--- START OF Record extracts ---

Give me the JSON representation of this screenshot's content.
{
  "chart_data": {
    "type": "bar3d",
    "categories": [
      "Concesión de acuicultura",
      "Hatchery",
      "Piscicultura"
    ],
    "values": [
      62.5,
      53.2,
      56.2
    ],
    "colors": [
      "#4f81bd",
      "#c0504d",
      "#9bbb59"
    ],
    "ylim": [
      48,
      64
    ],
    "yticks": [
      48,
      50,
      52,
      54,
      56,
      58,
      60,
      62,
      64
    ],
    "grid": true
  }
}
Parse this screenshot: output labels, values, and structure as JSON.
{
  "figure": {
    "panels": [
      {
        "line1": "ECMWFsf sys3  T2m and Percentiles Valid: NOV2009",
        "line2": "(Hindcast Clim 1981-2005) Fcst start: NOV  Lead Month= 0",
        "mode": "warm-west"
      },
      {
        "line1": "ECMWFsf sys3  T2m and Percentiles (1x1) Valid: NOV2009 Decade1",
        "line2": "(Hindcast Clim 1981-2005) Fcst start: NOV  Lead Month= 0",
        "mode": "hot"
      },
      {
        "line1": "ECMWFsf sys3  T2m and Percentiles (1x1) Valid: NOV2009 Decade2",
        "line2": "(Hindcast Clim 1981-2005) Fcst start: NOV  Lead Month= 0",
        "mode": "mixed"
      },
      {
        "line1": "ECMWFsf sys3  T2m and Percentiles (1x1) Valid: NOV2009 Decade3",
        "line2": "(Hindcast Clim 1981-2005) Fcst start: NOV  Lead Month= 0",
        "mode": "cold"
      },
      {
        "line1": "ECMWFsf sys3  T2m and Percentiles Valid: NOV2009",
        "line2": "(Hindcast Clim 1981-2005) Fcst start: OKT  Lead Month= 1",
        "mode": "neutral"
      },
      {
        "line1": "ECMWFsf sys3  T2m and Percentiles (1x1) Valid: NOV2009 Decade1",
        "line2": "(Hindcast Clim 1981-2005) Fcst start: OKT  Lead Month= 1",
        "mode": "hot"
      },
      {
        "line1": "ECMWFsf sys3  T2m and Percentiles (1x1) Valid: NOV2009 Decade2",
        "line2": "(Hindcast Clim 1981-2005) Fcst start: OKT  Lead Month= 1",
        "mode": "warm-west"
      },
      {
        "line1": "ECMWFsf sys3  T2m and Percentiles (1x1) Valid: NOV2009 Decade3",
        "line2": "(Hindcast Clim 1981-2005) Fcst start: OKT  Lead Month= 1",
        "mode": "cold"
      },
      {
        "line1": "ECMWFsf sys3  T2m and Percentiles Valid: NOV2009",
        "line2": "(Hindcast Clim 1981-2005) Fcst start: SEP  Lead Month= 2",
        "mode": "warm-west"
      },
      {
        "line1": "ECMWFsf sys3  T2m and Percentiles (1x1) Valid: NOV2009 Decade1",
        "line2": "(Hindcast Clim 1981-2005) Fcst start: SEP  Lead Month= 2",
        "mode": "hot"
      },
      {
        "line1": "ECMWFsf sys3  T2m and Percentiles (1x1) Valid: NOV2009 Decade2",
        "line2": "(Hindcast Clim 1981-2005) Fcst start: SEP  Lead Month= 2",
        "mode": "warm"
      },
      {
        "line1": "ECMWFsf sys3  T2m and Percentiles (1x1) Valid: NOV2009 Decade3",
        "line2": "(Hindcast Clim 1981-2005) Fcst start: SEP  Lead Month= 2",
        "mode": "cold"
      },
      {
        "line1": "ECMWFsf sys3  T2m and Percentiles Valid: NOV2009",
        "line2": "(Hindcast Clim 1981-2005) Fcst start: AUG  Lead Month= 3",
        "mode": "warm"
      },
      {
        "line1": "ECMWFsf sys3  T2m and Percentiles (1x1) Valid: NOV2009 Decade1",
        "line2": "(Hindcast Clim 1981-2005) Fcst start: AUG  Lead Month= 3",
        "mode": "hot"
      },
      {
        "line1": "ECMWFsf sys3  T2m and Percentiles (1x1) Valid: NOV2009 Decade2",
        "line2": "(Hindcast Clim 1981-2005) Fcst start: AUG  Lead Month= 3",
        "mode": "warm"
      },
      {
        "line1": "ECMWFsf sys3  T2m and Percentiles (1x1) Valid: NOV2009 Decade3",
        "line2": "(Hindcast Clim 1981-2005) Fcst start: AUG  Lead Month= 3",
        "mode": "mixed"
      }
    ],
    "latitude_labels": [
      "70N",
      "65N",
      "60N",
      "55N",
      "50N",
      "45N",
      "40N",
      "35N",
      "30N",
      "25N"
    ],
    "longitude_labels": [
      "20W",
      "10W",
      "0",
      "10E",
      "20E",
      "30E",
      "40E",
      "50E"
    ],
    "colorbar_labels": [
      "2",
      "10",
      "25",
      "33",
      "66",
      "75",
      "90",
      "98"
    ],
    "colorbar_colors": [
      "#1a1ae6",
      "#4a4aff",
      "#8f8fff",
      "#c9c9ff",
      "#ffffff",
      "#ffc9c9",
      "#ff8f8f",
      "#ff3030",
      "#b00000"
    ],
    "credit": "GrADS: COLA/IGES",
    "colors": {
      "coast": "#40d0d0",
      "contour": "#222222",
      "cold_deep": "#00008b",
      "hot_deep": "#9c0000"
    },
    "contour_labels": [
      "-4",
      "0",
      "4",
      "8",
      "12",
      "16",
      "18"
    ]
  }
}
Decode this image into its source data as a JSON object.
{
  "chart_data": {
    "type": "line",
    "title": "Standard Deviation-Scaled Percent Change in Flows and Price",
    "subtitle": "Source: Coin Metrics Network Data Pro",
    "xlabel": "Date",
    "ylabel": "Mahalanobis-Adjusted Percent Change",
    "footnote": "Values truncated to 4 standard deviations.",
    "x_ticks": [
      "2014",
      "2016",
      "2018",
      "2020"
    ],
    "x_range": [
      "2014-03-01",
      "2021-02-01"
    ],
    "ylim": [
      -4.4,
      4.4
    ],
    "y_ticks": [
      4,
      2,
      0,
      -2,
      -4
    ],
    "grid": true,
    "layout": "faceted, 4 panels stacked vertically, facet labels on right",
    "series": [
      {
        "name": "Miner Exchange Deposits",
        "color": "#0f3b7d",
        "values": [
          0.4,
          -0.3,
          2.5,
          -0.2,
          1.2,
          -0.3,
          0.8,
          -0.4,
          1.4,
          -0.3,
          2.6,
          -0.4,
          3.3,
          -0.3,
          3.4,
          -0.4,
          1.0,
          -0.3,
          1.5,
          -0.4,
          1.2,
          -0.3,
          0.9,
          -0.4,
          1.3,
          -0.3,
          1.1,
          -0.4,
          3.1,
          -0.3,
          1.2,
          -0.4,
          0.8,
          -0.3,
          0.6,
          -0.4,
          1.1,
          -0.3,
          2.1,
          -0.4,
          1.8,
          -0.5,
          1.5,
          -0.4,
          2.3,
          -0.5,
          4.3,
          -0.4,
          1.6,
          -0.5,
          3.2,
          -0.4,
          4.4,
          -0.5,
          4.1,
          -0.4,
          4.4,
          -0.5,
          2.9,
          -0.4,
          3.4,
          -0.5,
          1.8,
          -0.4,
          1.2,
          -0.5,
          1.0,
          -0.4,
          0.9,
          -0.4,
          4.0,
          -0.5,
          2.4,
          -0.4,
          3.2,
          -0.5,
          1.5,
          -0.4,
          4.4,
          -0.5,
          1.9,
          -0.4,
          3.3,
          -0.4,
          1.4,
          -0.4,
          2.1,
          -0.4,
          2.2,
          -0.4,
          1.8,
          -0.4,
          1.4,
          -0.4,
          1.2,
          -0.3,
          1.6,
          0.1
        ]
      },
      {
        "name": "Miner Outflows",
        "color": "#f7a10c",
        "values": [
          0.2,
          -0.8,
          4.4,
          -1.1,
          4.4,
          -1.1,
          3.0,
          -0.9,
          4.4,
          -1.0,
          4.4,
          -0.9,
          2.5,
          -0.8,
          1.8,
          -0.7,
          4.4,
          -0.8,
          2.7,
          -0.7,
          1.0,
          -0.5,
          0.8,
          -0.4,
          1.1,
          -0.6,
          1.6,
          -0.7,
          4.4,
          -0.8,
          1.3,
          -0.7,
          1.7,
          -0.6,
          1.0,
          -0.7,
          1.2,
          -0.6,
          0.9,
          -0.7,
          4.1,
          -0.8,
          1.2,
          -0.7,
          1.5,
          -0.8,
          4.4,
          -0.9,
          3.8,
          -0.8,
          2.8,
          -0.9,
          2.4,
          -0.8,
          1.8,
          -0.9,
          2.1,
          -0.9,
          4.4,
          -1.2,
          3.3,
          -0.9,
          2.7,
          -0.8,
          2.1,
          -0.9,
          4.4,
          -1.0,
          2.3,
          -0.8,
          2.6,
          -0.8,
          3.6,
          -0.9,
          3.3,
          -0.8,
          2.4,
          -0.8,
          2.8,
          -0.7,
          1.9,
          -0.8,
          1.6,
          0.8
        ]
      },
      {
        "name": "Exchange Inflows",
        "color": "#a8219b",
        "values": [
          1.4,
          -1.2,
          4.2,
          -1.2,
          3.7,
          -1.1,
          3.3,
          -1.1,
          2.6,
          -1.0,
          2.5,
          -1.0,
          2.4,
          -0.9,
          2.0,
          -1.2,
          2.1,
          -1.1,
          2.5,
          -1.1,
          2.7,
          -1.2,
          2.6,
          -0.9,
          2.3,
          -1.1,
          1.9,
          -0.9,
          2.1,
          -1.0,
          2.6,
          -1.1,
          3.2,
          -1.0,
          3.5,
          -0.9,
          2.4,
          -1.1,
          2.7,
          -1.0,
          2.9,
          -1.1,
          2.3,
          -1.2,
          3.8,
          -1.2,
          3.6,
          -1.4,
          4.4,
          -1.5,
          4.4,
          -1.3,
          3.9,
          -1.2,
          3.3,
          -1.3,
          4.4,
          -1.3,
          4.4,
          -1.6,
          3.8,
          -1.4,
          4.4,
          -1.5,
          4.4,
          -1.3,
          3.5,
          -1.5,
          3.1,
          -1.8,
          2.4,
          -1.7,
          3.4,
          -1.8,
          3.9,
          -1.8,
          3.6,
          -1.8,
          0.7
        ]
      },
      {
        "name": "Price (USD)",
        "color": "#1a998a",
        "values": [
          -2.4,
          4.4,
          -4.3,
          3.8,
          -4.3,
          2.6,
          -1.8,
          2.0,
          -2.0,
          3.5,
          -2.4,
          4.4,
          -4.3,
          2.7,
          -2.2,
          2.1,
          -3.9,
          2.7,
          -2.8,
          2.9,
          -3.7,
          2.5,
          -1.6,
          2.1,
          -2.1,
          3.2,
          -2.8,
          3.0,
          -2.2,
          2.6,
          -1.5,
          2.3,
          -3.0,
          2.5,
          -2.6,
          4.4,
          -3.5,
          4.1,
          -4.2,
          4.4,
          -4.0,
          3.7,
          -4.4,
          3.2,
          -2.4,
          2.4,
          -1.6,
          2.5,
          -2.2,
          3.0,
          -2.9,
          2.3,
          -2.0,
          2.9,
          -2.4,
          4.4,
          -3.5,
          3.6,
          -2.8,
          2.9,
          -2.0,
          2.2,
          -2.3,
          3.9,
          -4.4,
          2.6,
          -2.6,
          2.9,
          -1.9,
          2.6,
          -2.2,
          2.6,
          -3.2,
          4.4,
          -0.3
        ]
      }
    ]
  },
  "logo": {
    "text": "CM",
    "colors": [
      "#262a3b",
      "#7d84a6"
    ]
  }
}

--- END OF Record extracts ---

**What the task requires:**
Count the lines above that contain the word "screenshot", and give only that number.

**In response:**
2